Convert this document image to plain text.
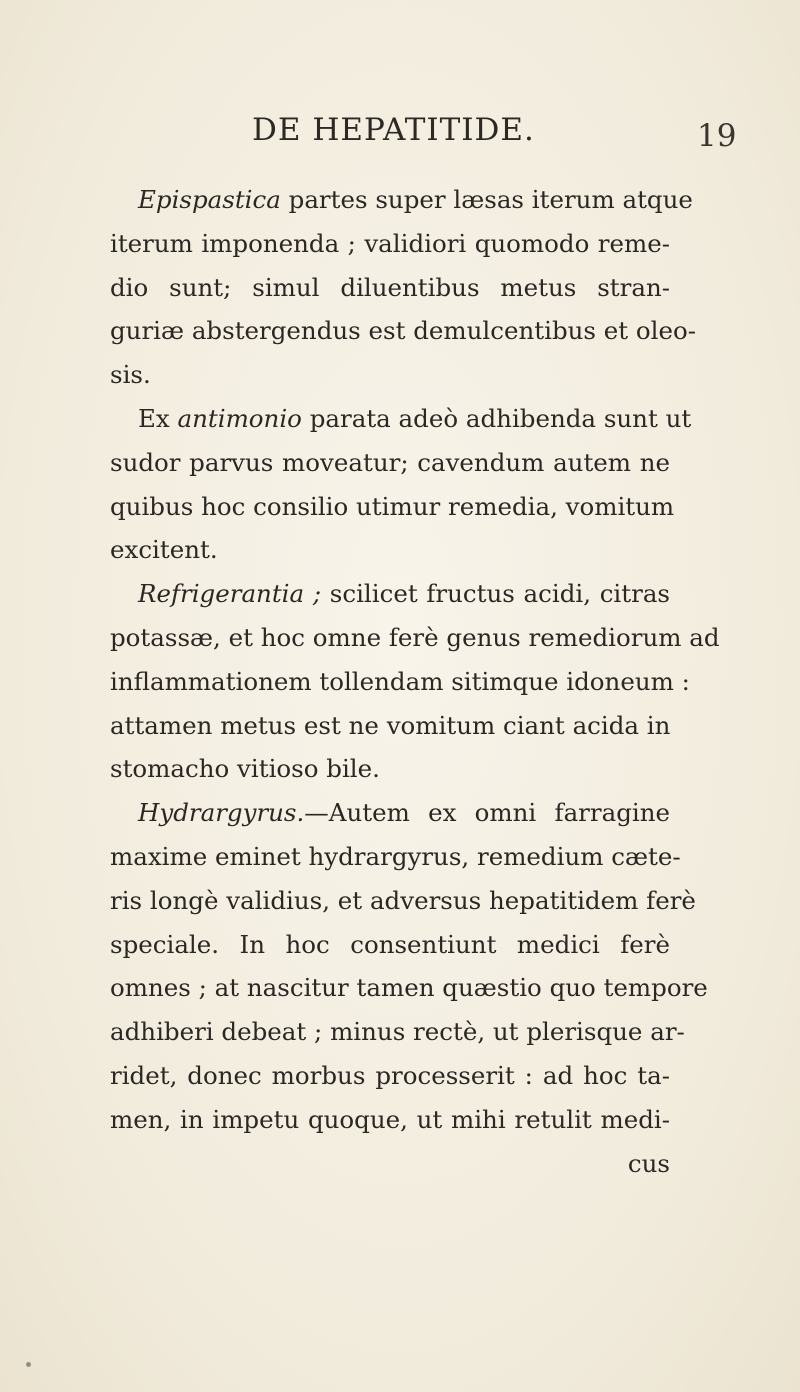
DE HEPATITIDE.	19
Epispastica partes super læsas iterum atque
iterum imponenda ; validiori quomodo reme-
dio sunt; simul diluentibus metus stran-
guriæ abstergendus est demulcentibus et oleo-
sis.
Ex antimonio parata adeò adhibenda sunt ut
sudor parvus moveatur; cavendum autem ne
quibus hoc consilio utimur remedia, vomitum
excitent.
Refrigerantia ; scilicet fructus acidi, citras
potassæ, et hoc omne ferè genus remediorum ad
inflammationem tollendam sitimque idoneum :
attamen metus est ne vomitum ciant acida in
stomacho vitioso bile.
Hydrargyrus.—Autem ex omni farragine
maxime eminet hydrargyrus, remedium cæte-
ris longè validius, et adversus hepatitidem ferè
speciale. In hoc consentiunt medici ferè
omnes ; at nascitur tamen quæstio quo tempore
adhiberi debeat ; minus rectè, ut plerisque ar-
ridet, donec morbus processerit : ad hoc ta-
men, in impetu quoque, ut mihi retulit medi-
cus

### Given exercise
All of the material above needs to be restated exactly, with no pictures.

### Answer to the exercise
Convert this document image to plain text.
DE HEPATITIDE.	19
Epispastica partes super læsas iterum atque
iterum imponenda ; validiori quomodo reme-
dio sunt; simul diluentibus metus stran-
guriæ abstergendus est demulcentibus et oleo-
sis.
Ex antimonio parata adeò adhibenda sunt ut
sudor parvus moveatur; cavendum autem ne
quibus hoc consilio utimur remedia, vomitum
excitent.
Refrigerantia ; scilicet fructus acidi, citras
potassæ, et hoc omne ferè genus remediorum ad
inflammationem tollendam sitimque idoneum :
attamen metus est ne vomitum ciant acida in
stomacho vitioso bile.
Hydrargyrus.—Autem ex omni farragine
maxime eminet hydrargyrus, remedium cæte-
ris longè validius, et adversus hepatitidem ferè
speciale. In hoc consentiunt medici ferè
omnes ; at nascitur tamen quæstio quo tempore
adhiberi debeat ; minus rectè, ut plerisque ar-
ridet, donec morbus processerit : ad hoc ta-
men, in impetu quoque, ut mihi retulit medi-
cus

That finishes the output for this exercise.